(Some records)
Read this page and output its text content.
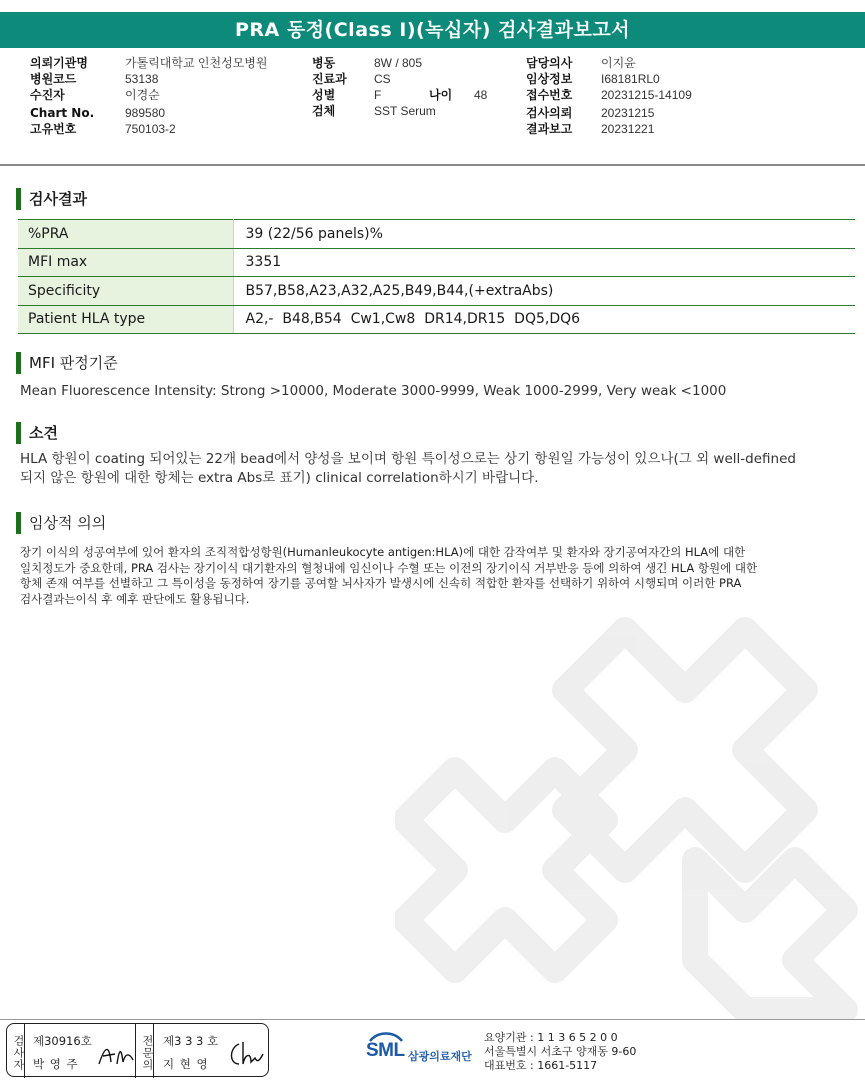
PRA 동정(Class I)(녹십자) 검사결과보고서
의뢰기관명	가톨릭대학교 인천성모병원
병원코드	53138
수진자	이경순
Chart No.	989580
고유번호	750103-2
병동	8W / 805
진료과 CS
성별	F	나이 48
검체	SST Serum
담당의사 이지윤
임상정보 I68181RL0
접수번호 20231215-14109
검사의뢰 20231215
결과보고 20231221
검사결과
%PRA	39 (22/56 panels)%
MFI max	3351
Specificity	B57,B58,A23,A32,A25,B49,B44,(+extraAbs)
Patient HLA type	A2,-  B48,B54  Cw1,Cw8  DR14,DR15  DQ5,DQ6
MFI 판정기준
Mean Fluorescence Intensity: Strong >10000, Moderate 3000-9999, Weak 1000-2999, Very weak <1000
소견
HLA 항원이 coating 되어있는 22개 bead에서 양성을 보이며 항원 특이성으로는 상기 항원일 가능성이 있으나(그 외 well-defined
되지 않은 항원에 대한 항체는 extra Abs로 표기) clinical correlation하시기 바랍니다.
임상적 의의
장기 이식의 성공여부에 있어 환자의 조직적합성항원(Humanleukocyte antigen:HLA)에 대한 감작여부 및 환자와 장기공여자간의 HLA에 대한
일치정도가 중요한데, PRA 검사는 장기이식 대기환자의 혈청내에 임신이나 수혈 또는 이전의 장기이식 거부반응 등에 의하여 생긴 HLA 항원에 대한
항체 존재 여부를 선별하고 그 특이성을 동정하여 장기를 공여할 뇌사자가 발생시에 신속히 적합한 환자를 선택하기 위하여 시행되며 이러한 PRA
검사결과는이식 후 예후 판단에도 활용됩니다.
검사자 제30916호
박 영 주	전문의 제3 3 3 호
지 현 영
SML 삼광의료재단
요양기관 : 1 1 3 6 5 2 0 0
서울특별시 서초구 양재동 9-60
대표번호 : 1661-5117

* **Stated problem**:
Images do not belong in the copy; reproduce all other parts of the records above verbatim.

* **Answer to this exercise**:
Read this page and output its text content.
PRA 동정(Class I)(녹십자) 검사결과보고서
의뢰기관명	가톨릭대학교 인천성모병원
병원코드	53138
수진자	이경순
Chart No.	989580
고유번호	750103-2
병동	8W / 805
진료과 CS
성별	F	나이 48
검체	SST Serum
담당의사 이지윤
임상정보 I68181RL0
접수번호 20231215-14109
검사의뢰 20231215
결과보고 20231221
검사결과
%PRA	39 (22/56 panels)%
MFI max	3351
Specificity	B57,B58,A23,A32,A25,B49,B44,(+extraAbs)
Patient HLA type	A2,-  B48,B54  Cw1,Cw8  DR14,DR15  DQ5,DQ6
MFI 판정기준
Mean Fluorescence Intensity: Strong >10000, Moderate 3000-9999, Weak 1000-2999, Very weak <1000
소견
HLA 항원이 coating 되어있는 22개 bead에서 양성을 보이며 항원 특이성으로는 상기 항원일 가능성이 있으나(그 외 well-defined
되지 않은 항원에 대한 항체는 extra Abs로 표기) clinical correlation하시기 바랍니다.
임상적 의의
장기 이식의 성공여부에 있어 환자의 조직적합성항원(Humanleukocyte antigen:HLA)에 대한 감작여부 및 환자와 장기공여자간의 HLA에 대한
일치정도가 중요한데, PRA 검사는 장기이식 대기환자의 혈청내에 임신이나 수혈 또는 이전의 장기이식 거부반응 등에 의하여 생긴 HLA 항원에 대한
항체 존재 여부를 선별하고 그 특이성을 동정하여 장기를 공여할 뇌사자가 발생시에 신속히 적합한 환자를 선택하기 위하여 시행되며 이러한 PRA
검사결과는이식 후 예후 판단에도 활용됩니다.
검사자 제30916호
박 영 주	전문의 제3 3 3 호
지 현 영
SML 삼광의료재단
요양기관 : 1 1 3 6 5 2 0 0
서울특별시 서초구 양재동 9-60
대표번호 : 1661-5117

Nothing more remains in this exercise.